▶ [What you are asked to do]: In this exercise, return the whole listing exactly, excluding any images.

───── Material supplied ─────

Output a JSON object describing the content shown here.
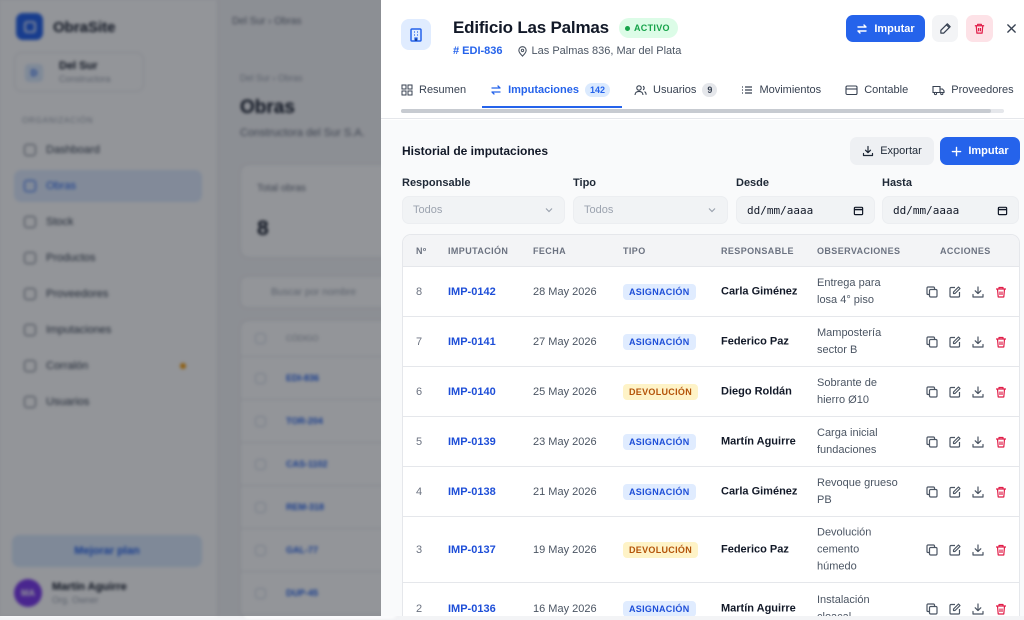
{
  "background": {
    "brand": "ObraSite",
    "org": {
      "initials": "D",
      "name": "Del Sur",
      "sub": "Constructora"
    },
    "section_label": "ORGANIZACIÓN",
    "nav": [
      "Dashboard",
      "Obras",
      "Stock",
      "Productos",
      "Proveedores",
      "Imputaciones",
      "Corralón",
      "Usuarios"
    ],
    "active_nav": "Obras",
    "upgrade_label": "Mejorar plan",
    "user": {
      "initials": "MA",
      "name": "Martín Aguirre",
      "role": "Org. Owner"
    },
    "top_crumb": [
      "Del Sur",
      "Obras"
    ],
    "page_crumb": [
      "Del Sur",
      "Obras"
    ],
    "page_title": "Obras",
    "page_subtitle": "Constructora del Sur S.A.",
    "stat": {
      "label": "Total obras",
      "value": "8"
    },
    "search_placeholder": "Buscar por nombre",
    "table_header": "CÓDIGO",
    "codes": [
      "EDI-836",
      "TOR-204",
      "CAS-1102",
      "REM-318",
      "GAL-77",
      "DUP-45"
    ]
  },
  "panel": {
    "title": "Edificio Las Palmas",
    "status": "ACTIVO",
    "code": "# EDI-836",
    "address": "Las Palmas 836, Mar del Plata",
    "impute_label": "Imputar",
    "tabs": [
      {
        "label": "Resumen",
        "icon": "grid-icon",
        "count": ""
      },
      {
        "label": "Imputaciones",
        "icon": "swap-icon",
        "count": "142"
      },
      {
        "label": "Usuarios",
        "icon": "users-icon",
        "count": "9"
      },
      {
        "label": "Movimientos",
        "icon": "list-icon",
        "count": ""
      },
      {
        "label": "Contable",
        "icon": "wallet-icon",
        "count": ""
      },
      {
        "label": "Proveedores",
        "icon": "truck-icon",
        "count": ""
      }
    ],
    "active_tab": "Imputaciones"
  },
  "history": {
    "title": "Historial de imputaciones",
    "export_label": "Exportar",
    "impute_label": "Imputar",
    "filters": {
      "responsable": {
        "label": "Responsable",
        "value": "Todos"
      },
      "tipo": {
        "label": "Tipo",
        "value": "Todos"
      },
      "desde": {
        "label": "Desde",
        "value": "dd/mm/aaaa"
      },
      "hasta": {
        "label": "Hasta",
        "value": "dd/mm/aaaa"
      }
    },
    "columns": [
      "Nº",
      "IMPUTACIÓN",
      "FECHA",
      "TIPO",
      "RESPONSABLE",
      "OBSERVACIONES",
      "ACCIONES"
    ],
    "rows": [
      {
        "n": "8",
        "code": "IMP-0142",
        "date": "28 May 2026",
        "type": "ASIGNACIÓN",
        "resp": "Carla Giménez",
        "obs": "Entrega para losa 4° piso"
      },
      {
        "n": "7",
        "code": "IMP-0141",
        "date": "27 May 2026",
        "type": "ASIGNACIÓN",
        "resp": "Federico Paz",
        "obs": "Mampostería sector B"
      },
      {
        "n": "6",
        "code": "IMP-0140",
        "date": "25 May 2026",
        "type": "DEVOLUCIÓN",
        "resp": "Diego Roldán",
        "obs": "Sobrante de hierro Ø10"
      },
      {
        "n": "5",
        "code": "IMP-0139",
        "date": "23 May 2026",
        "type": "ASIGNACIÓN",
        "resp": "Martín Aguirre",
        "obs": "Carga inicial fundaciones"
      },
      {
        "n": "4",
        "code": "IMP-0138",
        "date": "21 May 2026",
        "type": "ASIGNACIÓN",
        "resp": "Carla Giménez",
        "obs": "Revoque grueso PB"
      },
      {
        "n": "3",
        "code": "IMP-0137",
        "date": "19 May 2026",
        "type": "DEVOLUCIÓN",
        "resp": "Federico Paz",
        "obs": "Devolución cemento húmedo"
      },
      {
        "n": "2",
        "code": "IMP-0136",
        "date": "16 May 2026",
        "type": "ASIGNACIÓN",
        "resp": "Martín Aguirre",
        "obs": "Instalación cloacal"
      }
    ],
    "row_actions": [
      "copy-icon",
      "edit-icon",
      "download-icon",
      "trash-icon"
    ]
  },
  "colors": {
    "accent": "#2563eb",
    "success": "#16a34a",
    "danger": "#e11d48",
    "warning": "#b45309"
  }
}
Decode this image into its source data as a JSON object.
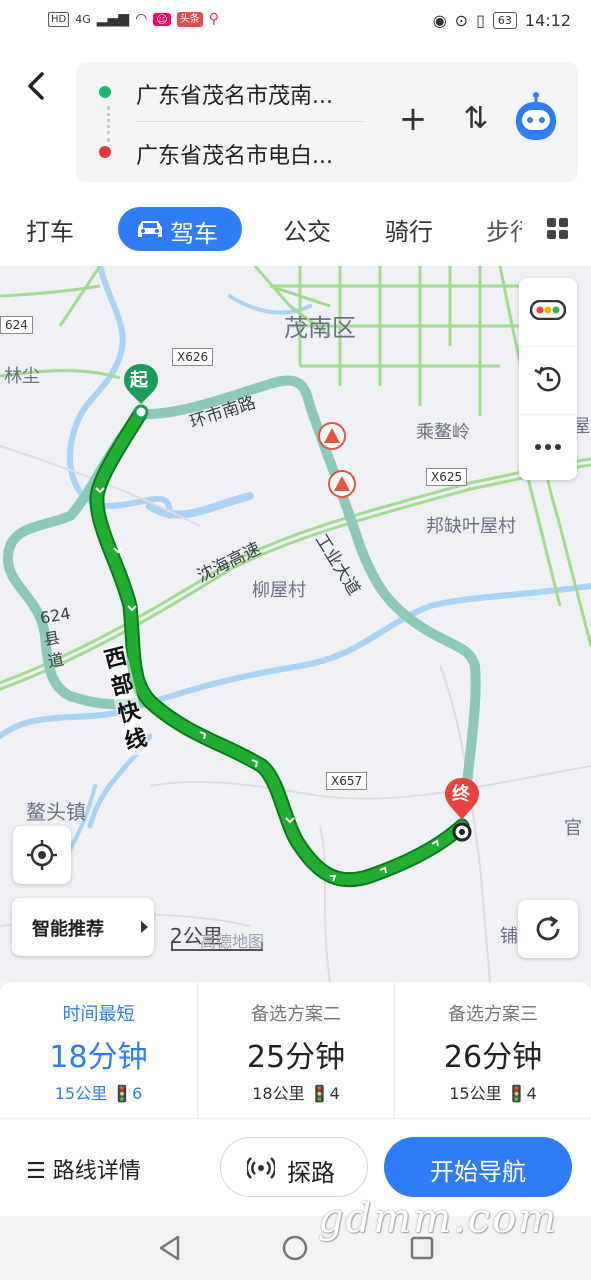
{
  "status_bar": {
    "left_chips": [
      "HD",
      "4G"
    ],
    "red_chip": "头条",
    "battery": "63",
    "time": "14:12"
  },
  "route": {
    "start_text": "广东省茂名市茂南...",
    "end_text": "广东省茂名市电白...",
    "start_dot_color": "#19b86b",
    "end_dot_color": "#e83a3a",
    "add_symbol": "+",
    "swap_symbol": "⇅"
  },
  "modes": {
    "taxi": "打车",
    "drive": "驾车",
    "bus": "公交",
    "ride": "骑行",
    "walk": "步行"
  },
  "map": {
    "labels": {
      "district": "茂南区",
      "linchen": "林尘",
      "chengaoling": "乘鳌岭",
      "bangque": "邦缺叶屋村",
      "liuwu": "柳屋村",
      "aotou": "鳌头镇",
      "guan": "官",
      "pu": "铺",
      "ju": "屋",
      "x624_left": "624"
    },
    "road_names": {
      "huanshi": "环市南路",
      "gongye": "工业大道",
      "shenhai": "沈海高速",
      "xibu": "西部快线",
      "route624": "624县道"
    },
    "x_badges": [
      "X626",
      "X625",
      "X657"
    ],
    "start_marker": "起",
    "end_marker": "终",
    "scale": "2公里",
    "logo": "高德地图",
    "smart_recommend": "智能推荐",
    "route_color": "#1fae2f",
    "road_color": "#8fd07f",
    "alt_route_color": "#8cc9b9"
  },
  "routes": [
    {
      "label": "时间最短",
      "time": "18分钟",
      "distance": "15公里",
      "lights": "6",
      "selected": true
    },
    {
      "label": "备选方案二",
      "time": "25分钟",
      "distance": "18公里",
      "lights": "4",
      "selected": false
    },
    {
      "label": "备选方案三",
      "time": "26分钟",
      "distance": "15公里",
      "lights": "4",
      "selected": false
    }
  ],
  "actions": {
    "detail": "路线详情",
    "probe": "探路",
    "start": "开始导航"
  },
  "watermark": "gdmm.com",
  "accent_color": "#2f7df6"
}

─────

▶ [Result for this task]:
Output a JSON object describing the content shown here.
{
  "background": {
    "brand": "ObraSite",
    "org": {
      "initials": "D",
      "name": "Del Sur",
      "sub": "Constructora"
    },
    "section_label": "ORGANIZACIÓN",
    "nav": [
      "Dashboard",
      "Obras",
      "Stock",
      "Productos",
      "Proveedores",
      "Imputaciones",
      "Corralón",
      "Usuarios"
    ],
    "active_nav": "Obras",
    "upgrade_label": "Mejorar plan",
    "user": {
      "initials": "MA",
      "name": "Martín Aguirre",
      "role": "Org. Owner"
    },
    "top_crumb": [
      "Del Sur",
      "Obras"
    ],
    "page_crumb": [
      "Del Sur",
      "Obras"
    ],
    "page_title": "Obras",
    "page_subtitle": "Constructora del Sur S.A.",
    "stat": {
      "label": "Total obras",
      "value": "8"
    },
    "search_placeholder": "Buscar por nombre",
    "table_header": "CÓDIGO",
    "codes": [
      "EDI-836",
      "TOR-204",
      "CAS-1102",
      "REM-318",
      "GAL-77",
      "DUP-45"
    ]
  },
  "panel": {
    "title": "Edificio Las Palmas",
    "status": "ACTIVO",
    "code": "# EDI-836",
    "address": "Las Palmas 836, Mar del Plata",
    "impute_label": "Imputar",
    "tabs": [
      {
        "label": "Resumen",
        "icon": "grid-icon",
        "count": ""
      },
      {
        "label": "Imputaciones",
        "icon": "swap-icon",
        "count": "142"
      },
      {
        "label": "Usuarios",
        "icon": "users-icon",
        "count": "9"
      },
      {
        "label": "Movimientos",
        "icon": "list-icon",
        "count": ""
      },
      {
        "label": "Contable",
        "icon": "wallet-icon",
        "count": ""
      },
      {
        "label": "Proveedores",
        "icon": "truck-icon",
        "count": ""
      }
    ],
    "active_tab": "Imputaciones"
  },
  "history": {
    "title": "Historial de imputaciones",
    "export_label": "Exportar",
    "impute_label": "Imputar",
    "filters": {
      "responsable": {
        "label": "Responsable",
        "value": "Todos"
      },
      "tipo": {
        "label": "Tipo",
        "value": "Todos"
      },
      "desde": {
        "label": "Desde",
        "value": "dd/mm/aaaa"
      },
      "hasta": {
        "label": "Hasta",
        "value": "dd/mm/aaaa"
      }
    },
    "columns": [
      "Nº",
      "IMPUTACIÓN",
      "FECHA",
      "TIPO",
      "RESPONSABLE",
      "OBSERVACIONES",
      "ACCIONES"
    ],
    "rows": [
      {
        "n": "8",
        "code": "IMP-0142",
        "date": "28 May 2026",
        "type": "ASIGNACIÓN",
        "resp": "Carla Giménez",
        "obs": "Entrega para losa 4° piso"
      },
      {
        "n": "7",
        "code": "IMP-0141",
        "date": "27 May 2026",
        "type": "ASIGNACIÓN",
        "resp": "Federico Paz",
        "obs": "Mampostería sector B"
      },
      {
        "n": "6",
        "code": "IMP-0140",
        "date": "25 May 2026",
        "type": "DEVOLUCIÓN",
        "resp": "Diego Roldán",
        "obs": "Sobrante de hierro Ø10"
      },
      {
        "n": "5",
        "code": "IMP-0139",
        "date": "23 May 2026",
        "type": "ASIGNACIÓN",
        "resp": "Martín Aguirre",
        "obs": "Carga inicial fundaciones"
      },
      {
        "n": "4",
        "code": "IMP-0138",
        "date": "21 May 2026",
        "type": "ASIGNACIÓN",
        "resp": "Carla Giménez",
        "obs": "Revoque grueso PB"
      },
      {
        "n": "3",
        "code": "IMP-0137",
        "date": "19 May 2026",
        "type": "DEVOLUCIÓN",
        "resp": "Federico Paz",
        "obs": "Devolución cemento húmedo"
      },
      {
        "n": "2",
        "code": "IMP-0136",
        "date": "16 May 2026",
        "type": "ASIGNACIÓN",
        "resp": "Martín Aguirre",
        "obs": "Instalación cloacal"
      }
    ],
    "row_actions": [
      "copy-icon",
      "edit-icon",
      "download-icon",
      "trash-icon"
    ]
  },
  "colors": {
    "accent": "#2563eb",
    "success": "#16a34a",
    "danger": "#e11d48",
    "warning": "#b45309"
  }
}
Decode this image into its source data as a JSON object.
{
  "status_bar": {
    "left_chips": [
      "HD",
      "4G"
    ],
    "red_chip": "头条",
    "battery": "63",
    "time": "14:12"
  },
  "route": {
    "start_text": "广东省茂名市茂南...",
    "end_text": "广东省茂名市电白...",
    "start_dot_color": "#19b86b",
    "end_dot_color": "#e83a3a",
    "add_symbol": "+",
    "swap_symbol": "⇅"
  },
  "modes": {
    "taxi": "打车",
    "drive": "驾车",
    "bus": "公交",
    "ride": "骑行",
    "walk": "步行"
  },
  "map": {
    "labels": {
      "district": "茂南区",
      "linchen": "林尘",
      "chengaoling": "乘鳌岭",
      "bangque": "邦缺叶屋村",
      "liuwu": "柳屋村",
      "aotou": "鳌头镇",
      "guan": "官",
      "pu": "铺",
      "ju": "屋",
      "x624_left": "624"
    },
    "road_names": {
      "huanshi": "环市南路",
      "gongye": "工业大道",
      "shenhai": "沈海高速",
      "xibu": "西部快线",
      "route624": "624县道"
    },
    "x_badges": [
      "X626",
      "X625",
      "X657"
    ],
    "start_marker": "起",
    "end_marker": "终",
    "scale": "2公里",
    "logo": "高德地图",
    "smart_recommend": "智能推荐",
    "route_color": "#1fae2f",
    "road_color": "#8fd07f",
    "alt_route_color": "#8cc9b9"
  },
  "routes": [
    {
      "label": "时间最短",
      "time": "18分钟",
      "distance": "15公里",
      "lights": "6",
      "selected": true
    },
    {
      "label": "备选方案二",
      "time": "25分钟",
      "distance": "18公里",
      "lights": "4",
      "selected": false
    },
    {
      "label": "备选方案三",
      "time": "26分钟",
      "distance": "15公里",
      "lights": "4",
      "selected": false
    }
  ],
  "actions": {
    "detail": "路线详情",
    "probe": "探路",
    "start": "开始导航"
  },
  "watermark": "gdmm.com",
  "accent_color": "#2f7df6"
}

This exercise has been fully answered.